Data shown =
┄┄┄┄┄┄┄┄┄┄┄┄┄┄┄┄┄┄┄┄

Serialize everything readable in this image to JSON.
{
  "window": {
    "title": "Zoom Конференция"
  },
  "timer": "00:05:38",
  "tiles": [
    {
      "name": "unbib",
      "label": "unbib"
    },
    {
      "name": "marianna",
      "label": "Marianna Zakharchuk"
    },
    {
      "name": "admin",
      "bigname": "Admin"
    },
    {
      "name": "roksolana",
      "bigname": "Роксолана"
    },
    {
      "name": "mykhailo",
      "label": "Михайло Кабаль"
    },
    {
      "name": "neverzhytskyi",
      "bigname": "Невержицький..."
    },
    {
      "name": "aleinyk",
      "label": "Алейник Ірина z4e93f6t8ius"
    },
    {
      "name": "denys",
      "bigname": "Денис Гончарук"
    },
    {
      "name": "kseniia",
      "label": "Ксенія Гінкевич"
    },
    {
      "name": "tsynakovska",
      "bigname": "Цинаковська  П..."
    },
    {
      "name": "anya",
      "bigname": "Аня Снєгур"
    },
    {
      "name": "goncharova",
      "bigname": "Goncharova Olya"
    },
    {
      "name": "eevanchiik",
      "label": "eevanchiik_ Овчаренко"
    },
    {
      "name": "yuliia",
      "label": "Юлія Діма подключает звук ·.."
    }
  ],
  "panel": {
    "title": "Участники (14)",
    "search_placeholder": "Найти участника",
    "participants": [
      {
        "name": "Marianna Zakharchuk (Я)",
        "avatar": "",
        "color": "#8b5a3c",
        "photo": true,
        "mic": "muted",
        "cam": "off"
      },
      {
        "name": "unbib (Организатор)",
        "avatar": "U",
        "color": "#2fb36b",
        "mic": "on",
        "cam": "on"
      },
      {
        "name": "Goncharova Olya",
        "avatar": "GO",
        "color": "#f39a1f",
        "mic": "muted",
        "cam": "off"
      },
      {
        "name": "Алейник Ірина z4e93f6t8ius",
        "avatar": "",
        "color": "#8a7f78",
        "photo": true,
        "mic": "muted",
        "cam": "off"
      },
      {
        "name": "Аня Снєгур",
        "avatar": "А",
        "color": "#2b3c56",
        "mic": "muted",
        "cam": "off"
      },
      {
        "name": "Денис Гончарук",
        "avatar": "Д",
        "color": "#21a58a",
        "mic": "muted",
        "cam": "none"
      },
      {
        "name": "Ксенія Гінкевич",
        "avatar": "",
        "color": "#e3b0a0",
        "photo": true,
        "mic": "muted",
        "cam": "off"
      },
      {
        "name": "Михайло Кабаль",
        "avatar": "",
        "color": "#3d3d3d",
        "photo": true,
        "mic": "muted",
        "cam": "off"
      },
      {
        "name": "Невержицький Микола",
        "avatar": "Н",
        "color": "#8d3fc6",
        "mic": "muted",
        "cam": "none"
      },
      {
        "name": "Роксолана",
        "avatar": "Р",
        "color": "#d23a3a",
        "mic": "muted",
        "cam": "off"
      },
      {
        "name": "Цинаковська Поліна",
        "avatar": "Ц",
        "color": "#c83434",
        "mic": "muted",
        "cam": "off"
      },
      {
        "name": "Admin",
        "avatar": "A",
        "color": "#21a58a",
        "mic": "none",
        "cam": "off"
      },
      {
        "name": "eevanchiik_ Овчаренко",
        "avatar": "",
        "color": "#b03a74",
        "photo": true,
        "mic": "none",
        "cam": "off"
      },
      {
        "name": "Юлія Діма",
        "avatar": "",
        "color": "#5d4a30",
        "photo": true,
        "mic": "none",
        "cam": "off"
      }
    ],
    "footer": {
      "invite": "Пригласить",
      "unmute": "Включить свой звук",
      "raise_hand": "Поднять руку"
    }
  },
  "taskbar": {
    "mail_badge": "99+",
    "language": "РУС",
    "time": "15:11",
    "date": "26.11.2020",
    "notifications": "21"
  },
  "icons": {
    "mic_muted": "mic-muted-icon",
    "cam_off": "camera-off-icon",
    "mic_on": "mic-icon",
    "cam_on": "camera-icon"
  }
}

┄┄┄┄┄┄┄┄┄┄┄┄┄┄┄┄┄┄┄┄

Written request = Gather every line from the entries above where the word "Юлія" appears, and copy them.

Finished exercise =
      "label": "Юлія Діма подключает звук ·.."
        "name": "Юлія Діма",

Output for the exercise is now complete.